Document excerpt.
--- start ---
You can watch Song Yao, one of the authors, expound upon the findings here. For me, the bottom line is this: “We draw several lessons about the effectiveness of local sweetened-beverage taxes from these analyses,” the authors write. “First, the tax was ineffective at reducing consumption of unhealthy products. Second, in terms of revenue generation, the tax was only partly effective due to consumers substituting to stores outside of Philadelphia. Third, low income households are less likely to engage in cross shopping, and instead are more likely to continue to purchase taxed products at a higher price at stores in Philadelphia. The lower propensity for low income households to avoid the tax through cross-shopping leads to a relatively larger tax burden for those households. In summary, the tax does not lead to a shift in consumption towards healthier products, it affects low income households more severely, and it is limited in its ability to raise revenue.”
Even though I knew it might send us down a rabbit hole of spin, I reached out to the Kenney administration to see if it had any knowledge of, or response to, this latest study. A spokesman responded: “These are very interesting findings. In no way does the Kenney administration want to impose a tax that places an undue burden upon the poor, and we support any efforts to have an intellectually honest debate about the effects of this or any other tax. That’s why we support Councilman Domb’s call for hearings into the efficacy of the soda tax and we hope the authors of this study will present their findings there and be open to questioning.”
--- end ---
Data.
--- start ---
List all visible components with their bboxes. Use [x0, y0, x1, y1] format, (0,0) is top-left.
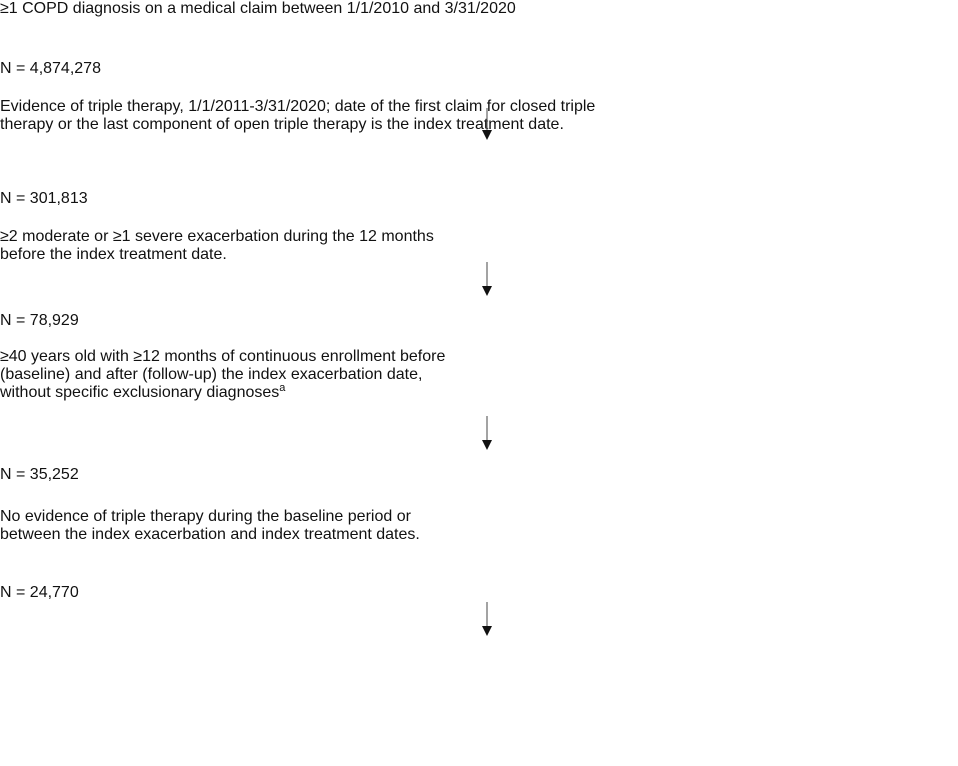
--- end ---
Tasks to complete.
1. According to the soda tax excerpt, why does the tax place a relatively larger burden on low income households?
2. In the soda tax excerpt, rewrite the paragraph beginning "Even though I knew it might send us down a rabbit hole of spin" as a short bulleted list that keeps its main facts.

Task-by-task answers.
1. Low income households are less likely to cross-shop at stores outside Philadelphia. Instead, they are more likely to keep buying taxed products at a higher price in Philadelphia, so they avoid the tax less often than other households.

2.
- The writer asked the Kenney administration whether it knew of, or had a response to, the latest study.
- A spokesman called the findings very interesting.
- He said the administration does not want a tax that places an undue burden on the poor and supports an intellectually honest debate about the effects of any tax.
- For that reason, it supports Councilman Domb's call for hearings into the efficacy of the soda tax.
- It hopes the study's authors will present their findings at those hearings and be open to questioning.